STATED TASK. Give every line of the material again, exactly as written.

Lines of data.
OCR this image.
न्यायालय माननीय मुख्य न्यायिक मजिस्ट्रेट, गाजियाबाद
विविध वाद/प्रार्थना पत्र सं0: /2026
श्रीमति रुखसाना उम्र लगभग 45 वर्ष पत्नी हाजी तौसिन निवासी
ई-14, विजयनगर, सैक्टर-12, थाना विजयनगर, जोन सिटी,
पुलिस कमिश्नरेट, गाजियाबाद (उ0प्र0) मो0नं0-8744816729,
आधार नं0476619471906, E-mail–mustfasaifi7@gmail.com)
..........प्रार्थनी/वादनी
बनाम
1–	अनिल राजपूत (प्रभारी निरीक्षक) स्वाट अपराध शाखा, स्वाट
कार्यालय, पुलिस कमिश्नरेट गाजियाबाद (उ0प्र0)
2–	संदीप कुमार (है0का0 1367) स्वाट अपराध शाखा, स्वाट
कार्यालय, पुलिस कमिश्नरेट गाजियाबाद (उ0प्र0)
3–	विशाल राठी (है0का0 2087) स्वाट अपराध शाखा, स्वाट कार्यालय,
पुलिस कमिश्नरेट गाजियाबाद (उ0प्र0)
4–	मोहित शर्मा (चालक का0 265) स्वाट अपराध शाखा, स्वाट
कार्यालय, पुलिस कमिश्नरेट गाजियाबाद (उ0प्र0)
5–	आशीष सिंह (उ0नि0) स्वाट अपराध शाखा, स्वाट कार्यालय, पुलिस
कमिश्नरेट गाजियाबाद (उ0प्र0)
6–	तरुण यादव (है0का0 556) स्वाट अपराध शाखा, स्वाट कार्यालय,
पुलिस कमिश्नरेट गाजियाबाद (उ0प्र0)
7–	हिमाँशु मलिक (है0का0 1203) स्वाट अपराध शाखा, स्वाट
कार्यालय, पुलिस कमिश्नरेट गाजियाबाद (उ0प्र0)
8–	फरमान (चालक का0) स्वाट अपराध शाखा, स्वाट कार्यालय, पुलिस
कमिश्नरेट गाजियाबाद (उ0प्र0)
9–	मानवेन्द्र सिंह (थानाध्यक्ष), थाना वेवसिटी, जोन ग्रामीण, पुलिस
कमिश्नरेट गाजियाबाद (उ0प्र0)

SOLUTION BELOW.
OCR this image.
न्यायालय माननीय मुख्य न्यायिक मजिस्ट्रेट, गाजियाबाद
विविध वाद/प्रार्थना पत्र सं0: /2026
श्रीमति रुखसाना उम्र लगभग 45 वर्ष पत्नी हाजी तौसिन निवासी
ई-14, विजयनगर, सैक्टर-12, थाना विजयनगर, जोन सिटी,
पुलिस कमिश्नरेट, गाजियाबाद (उ0प्र0) मो0नं0-8744816729,
आधार नं0476619471906, E-mail–mustfasaifi7@gmail.com)
..........प्रार्थनी/वादनी
बनाम
1–	अनिल राजपूत (प्रभारी निरीक्षक) स्वाट अपराध शाखा, स्वाट
कार्यालय, पुलिस कमिश्नरेट गाजियाबाद (उ0प्र0)
2–	संदीप कुमार (है0का0 1367) स्वाट अपराध शाखा, स्वाट
कार्यालय, पुलिस कमिश्नरेट गाजियाबाद (उ0प्र0)
3–	विशाल राठी (है0का0 2087) स्वाट अपराध शाखा, स्वाट कार्यालय,
पुलिस कमिश्नरेट गाजियाबाद (उ0प्र0)
4–	मोहित शर्मा (चालक का0 265) स्वाट अपराध शाखा, स्वाट
कार्यालय, पुलिस कमिश्नरेट गाजियाबाद (उ0प्र0)
5–	आशीष सिंह (उ0नि0) स्वाट अपराध शाखा, स्वाट कार्यालय, पुलिस
कमिश्नरेट गाजियाबाद (उ0प्र0)
6–	तरुण यादव (है0का0 556) स्वाट अपराध शाखा, स्वाट कार्यालय,
पुलिस कमिश्नरेट गाजियाबाद (उ0प्र0)
7–	हिमाँशु मलिक (है0का0 1203) स्वाट अपराध शाखा, स्वाट
कार्यालय, पुलिस कमिश्नरेट गाजियाबाद (उ0प्र0)
8–	फरमान (चालक का0) स्वाट अपराध शाखा, स्वाट कार्यालय, पुलिस
कमिश्नरेट गाजियाबाद (उ0प्र0)
9–	मानवेन्द्र सिंह (थानाध्यक्ष), थाना वेवसिटी, जोन ग्रामीण, पुलिस
कमिश्नरेट गाजियाबाद (उ0प्र0)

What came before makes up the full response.